[Stored dataset items]

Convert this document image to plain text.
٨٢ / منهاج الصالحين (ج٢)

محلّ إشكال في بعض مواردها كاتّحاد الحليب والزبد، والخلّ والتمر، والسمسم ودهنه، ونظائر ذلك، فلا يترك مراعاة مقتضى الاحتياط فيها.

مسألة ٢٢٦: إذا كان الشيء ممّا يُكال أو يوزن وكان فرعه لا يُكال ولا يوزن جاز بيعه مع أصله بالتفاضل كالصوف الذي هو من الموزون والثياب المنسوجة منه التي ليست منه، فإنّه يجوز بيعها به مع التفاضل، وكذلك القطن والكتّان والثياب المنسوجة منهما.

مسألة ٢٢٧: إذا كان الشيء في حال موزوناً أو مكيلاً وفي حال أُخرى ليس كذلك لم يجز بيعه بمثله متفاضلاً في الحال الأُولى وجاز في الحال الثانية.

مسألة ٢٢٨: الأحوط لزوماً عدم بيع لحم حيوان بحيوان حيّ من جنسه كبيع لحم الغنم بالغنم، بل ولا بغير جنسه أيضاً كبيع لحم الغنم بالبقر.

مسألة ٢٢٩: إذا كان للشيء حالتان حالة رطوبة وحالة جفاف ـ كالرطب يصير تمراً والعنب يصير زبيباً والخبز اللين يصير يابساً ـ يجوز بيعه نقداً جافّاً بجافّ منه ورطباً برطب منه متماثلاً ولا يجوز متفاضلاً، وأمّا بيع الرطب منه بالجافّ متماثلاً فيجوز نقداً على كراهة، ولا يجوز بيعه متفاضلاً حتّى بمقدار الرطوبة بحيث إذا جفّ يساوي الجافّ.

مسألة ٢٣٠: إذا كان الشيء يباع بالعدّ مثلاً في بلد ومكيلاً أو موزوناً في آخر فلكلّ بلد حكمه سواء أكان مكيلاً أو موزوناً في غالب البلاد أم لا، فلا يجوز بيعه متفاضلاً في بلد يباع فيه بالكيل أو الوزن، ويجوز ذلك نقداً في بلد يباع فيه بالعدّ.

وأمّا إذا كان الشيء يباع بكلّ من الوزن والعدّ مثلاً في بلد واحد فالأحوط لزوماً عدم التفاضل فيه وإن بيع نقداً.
--
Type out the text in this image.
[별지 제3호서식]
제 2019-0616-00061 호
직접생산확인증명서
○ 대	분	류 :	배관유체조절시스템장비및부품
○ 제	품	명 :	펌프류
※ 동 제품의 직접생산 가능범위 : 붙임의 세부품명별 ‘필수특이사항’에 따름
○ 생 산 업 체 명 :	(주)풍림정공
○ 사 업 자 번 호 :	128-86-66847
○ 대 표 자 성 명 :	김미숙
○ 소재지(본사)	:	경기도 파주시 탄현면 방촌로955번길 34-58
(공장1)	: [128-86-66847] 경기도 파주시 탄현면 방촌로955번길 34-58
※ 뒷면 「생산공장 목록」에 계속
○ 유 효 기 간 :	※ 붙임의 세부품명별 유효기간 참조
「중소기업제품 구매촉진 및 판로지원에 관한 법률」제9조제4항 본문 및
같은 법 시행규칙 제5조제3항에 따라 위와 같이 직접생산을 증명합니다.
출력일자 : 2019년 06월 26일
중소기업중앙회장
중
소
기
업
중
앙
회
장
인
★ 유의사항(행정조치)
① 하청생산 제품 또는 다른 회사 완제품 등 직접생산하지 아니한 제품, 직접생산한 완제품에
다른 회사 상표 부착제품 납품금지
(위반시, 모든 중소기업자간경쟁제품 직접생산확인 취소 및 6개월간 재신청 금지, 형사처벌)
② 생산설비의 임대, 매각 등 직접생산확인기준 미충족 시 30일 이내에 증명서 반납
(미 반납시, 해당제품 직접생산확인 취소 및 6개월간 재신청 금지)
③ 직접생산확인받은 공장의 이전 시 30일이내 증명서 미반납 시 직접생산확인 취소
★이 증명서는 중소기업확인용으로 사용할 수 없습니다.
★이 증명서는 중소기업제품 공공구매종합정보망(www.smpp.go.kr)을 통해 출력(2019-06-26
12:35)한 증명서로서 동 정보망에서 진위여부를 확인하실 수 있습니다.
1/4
...
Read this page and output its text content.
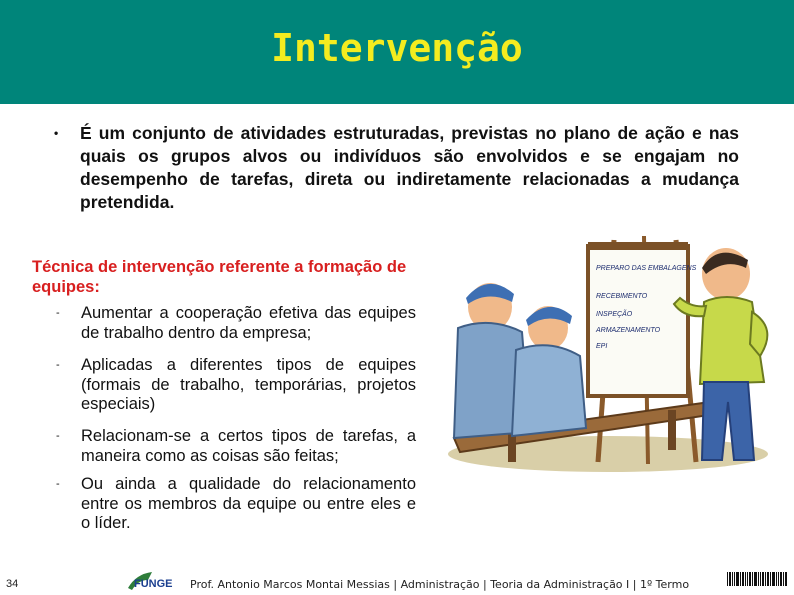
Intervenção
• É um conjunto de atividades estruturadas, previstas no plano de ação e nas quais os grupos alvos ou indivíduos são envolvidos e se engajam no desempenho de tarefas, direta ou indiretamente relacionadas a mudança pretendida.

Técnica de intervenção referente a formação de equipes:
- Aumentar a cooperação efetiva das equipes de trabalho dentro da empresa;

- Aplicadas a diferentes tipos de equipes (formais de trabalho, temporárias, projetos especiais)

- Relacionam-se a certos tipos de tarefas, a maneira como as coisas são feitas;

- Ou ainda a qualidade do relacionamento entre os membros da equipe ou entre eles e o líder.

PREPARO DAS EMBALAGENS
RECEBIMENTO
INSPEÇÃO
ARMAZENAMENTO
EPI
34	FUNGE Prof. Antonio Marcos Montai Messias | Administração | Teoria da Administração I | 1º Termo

# SET PROBLEM
What is the number of lines in the listing that contain the string "التفاضل"? Reply with that number alone.

# THE RESPONSE
2